--- Start of Data provided ---

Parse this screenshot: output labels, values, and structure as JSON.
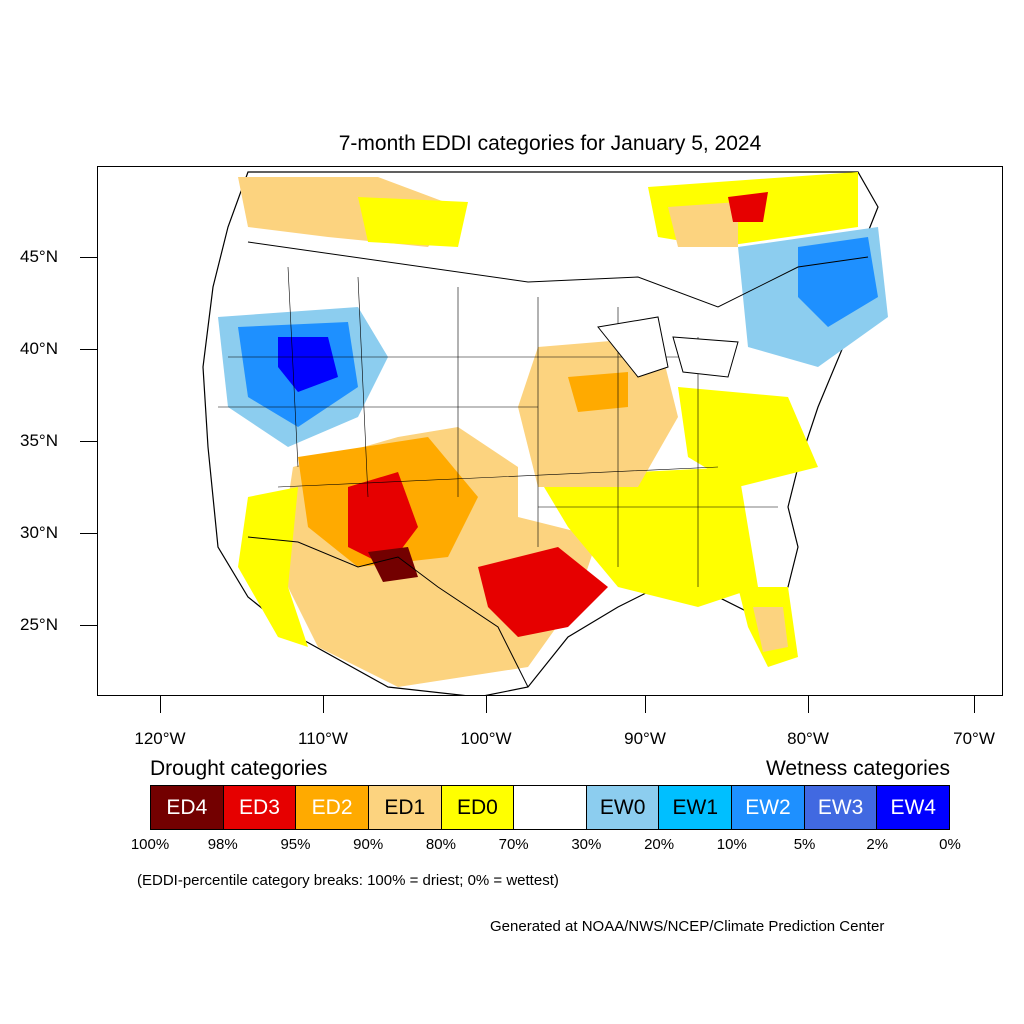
{
  "title": "7-month EDDI categories for January 5, 2024",
  "map": {
    "lat_labels": [
      "45°N",
      "40°N",
      "35°N",
      "30°N",
      "25°N"
    ],
    "lon_labels": [
      "120°W",
      "110°W",
      "100°W",
      "90°W",
      "80°W",
      "70°W"
    ]
  },
  "legend": {
    "drought_heading": "Drought categories",
    "wetness_heading": "Wetness categories",
    "categories": [
      {
        "label": "ED4",
        "color": "#730000",
        "text_color": "#ffffff"
      },
      {
        "label": "ED3",
        "color": "#e60000",
        "text_color": "#ffffff"
      },
      {
        "label": "ED2",
        "color": "#ffaa00",
        "text_color": "#ffffff"
      },
      {
        "label": "ED1",
        "color": "#fcd37f",
        "text_color": "#000000"
      },
      {
        "label": "ED0",
        "color": "#ffff00",
        "text_color": "#000000"
      },
      {
        "label": "",
        "color": "#ffffff",
        "text_color": "#000000"
      },
      {
        "label": "EW0",
        "color": "#8ccdef",
        "text_color": "#000000"
      },
      {
        "label": "EW1",
        "color": "#00bfff",
        "text_color": "#000000"
      },
      {
        "label": "EW2",
        "color": "#1e90ff",
        "text_color": "#ffffff"
      },
      {
        "label": "EW3",
        "color": "#4169e1",
        "text_color": "#ffffff"
      },
      {
        "label": "EW4",
        "color": "#0000ff",
        "text_color": "#ffffff"
      }
    ],
    "breaks": [
      "100%",
      "98%",
      "95%",
      "90%",
      "80%",
      "70%",
      "30%",
      "20%",
      "10%",
      "5%",
      "2%",
      "0%"
    ]
  },
  "note": "(EDDI-percentile category breaks: 100% = driest; 0% = wettest)",
  "credit": "Generated at NOAA/NWS/NCEP/Climate Prediction Center"
}
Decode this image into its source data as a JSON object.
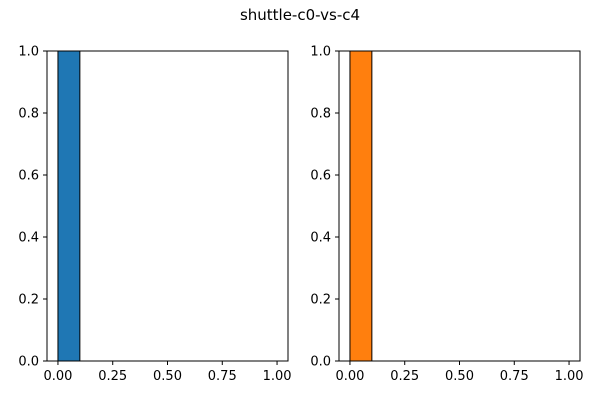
{
  "figure": {
    "suptitle": "shuttle-c0-vs-c4"
  },
  "chart_data": [
    {
      "type": "bar",
      "x": [
        0.0
      ],
      "bin_width": 0.1,
      "values": [
        1.0
      ],
      "color": "#1f77b4",
      "xlim": [
        -0.05,
        1.05
      ],
      "ylim": [
        0.0,
        1.0
      ],
      "xticks": [
        "0.00",
        "0.25",
        "0.50",
        "0.75",
        "1.00"
      ],
      "yticks": [
        "0.0",
        "0.2",
        "0.4",
        "0.6",
        "0.8",
        "1.0"
      ],
      "grid": false
    },
    {
      "type": "bar",
      "x": [
        0.0
      ],
      "bin_width": 0.1,
      "values": [
        1.0
      ],
      "color": "#ff7f0e",
      "xlim": [
        -0.05,
        1.05
      ],
      "ylim": [
        0.0,
        1.0
      ],
      "xticks": [
        "0.00",
        "0.25",
        "0.50",
        "0.75",
        "1.00"
      ],
      "yticks": [
        "0.0",
        "0.2",
        "0.4",
        "0.6",
        "0.8",
        "1.0"
      ],
      "grid": false
    }
  ]
}
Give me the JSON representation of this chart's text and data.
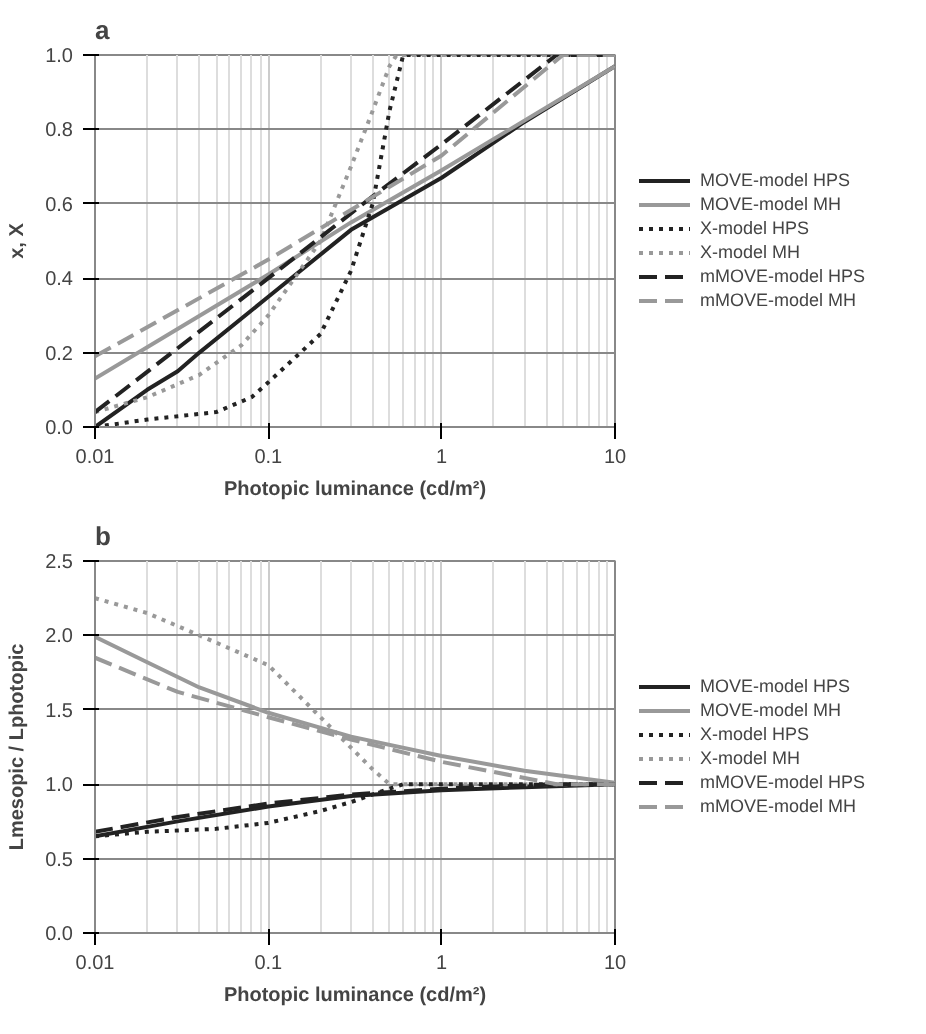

--- End of Data provided ---

Exercise aim —
Write out all the records again, exactly, minus any pictures.

Written answer —
Parse this screenshot: output labels, values, and structure as JSON.
{
  "title": "7-month EDDI categories for January 5, 2024",
  "map": {
    "lat_labels": [
      "45°N",
      "40°N",
      "35°N",
      "30°N",
      "25°N"
    ],
    "lon_labels": [
      "120°W",
      "110°W",
      "100°W",
      "90°W",
      "80°W",
      "70°W"
    ]
  },
  "legend": {
    "drought_heading": "Drought categories",
    "wetness_heading": "Wetness categories",
    "categories": [
      {
        "label": "ED4",
        "color": "#730000",
        "text_color": "#ffffff"
      },
      {
        "label": "ED3",
        "color": "#e60000",
        "text_color": "#ffffff"
      },
      {
        "label": "ED2",
        "color": "#ffaa00",
        "text_color": "#ffffff"
      },
      {
        "label": "ED1",
        "color": "#fcd37f",
        "text_color": "#000000"
      },
      {
        "label": "ED0",
        "color": "#ffff00",
        "text_color": "#000000"
      },
      {
        "label": "",
        "color": "#ffffff",
        "text_color": "#000000"
      },
      {
        "label": "EW0",
        "color": "#8ccdef",
        "text_color": "#000000"
      },
      {
        "label": "EW1",
        "color": "#00bfff",
        "text_color": "#000000"
      },
      {
        "label": "EW2",
        "color": "#1e90ff",
        "text_color": "#ffffff"
      },
      {
        "label": "EW3",
        "color": "#4169e1",
        "text_color": "#ffffff"
      },
      {
        "label": "EW4",
        "color": "#0000ff",
        "text_color": "#ffffff"
      }
    ],
    "breaks": [
      "100%",
      "98%",
      "95%",
      "90%",
      "80%",
      "70%",
      "30%",
      "20%",
      "10%",
      "5%",
      "2%",
      "0%"
    ]
  },
  "note": "(EDDI-percentile category breaks: 100% = driest; 0% = wettest)",
  "credit": "Generated at NOAA/NWS/NCEP/Climate Prediction Center"
}
Decode this image into its source data as a JSON object.
{
  "figure": {
    "suptitle": "shuttle-c0-vs-c4"
  },
  "chart_data": [
    {
      "type": "bar",
      "x": [
        0.0
      ],
      "bin_width": 0.1,
      "values": [
        1.0
      ],
      "color": "#1f77b4",
      "xlim": [
        -0.05,
        1.05
      ],
      "ylim": [
        0.0,
        1.0
      ],
      "xticks": [
        "0.00",
        "0.25",
        "0.50",
        "0.75",
        "1.00"
      ],
      "yticks": [
        "0.0",
        "0.2",
        "0.4",
        "0.6",
        "0.8",
        "1.0"
      ],
      "grid": false
    },
    {
      "type": "bar",
      "x": [
        0.0
      ],
      "bin_width": 0.1,
      "values": [
        1.0
      ],
      "color": "#ff7f0e",
      "xlim": [
        -0.05,
        1.05
      ],
      "ylim": [
        0.0,
        1.0
      ],
      "xticks": [
        "0.00",
        "0.25",
        "0.50",
        "0.75",
        "1.00"
      ],
      "yticks": [
        "0.0",
        "0.2",
        "0.4",
        "0.6",
        "0.8",
        "1.0"
      ],
      "grid": false
    }
  ]
}
Give me the JSON representation of this chart's text and data.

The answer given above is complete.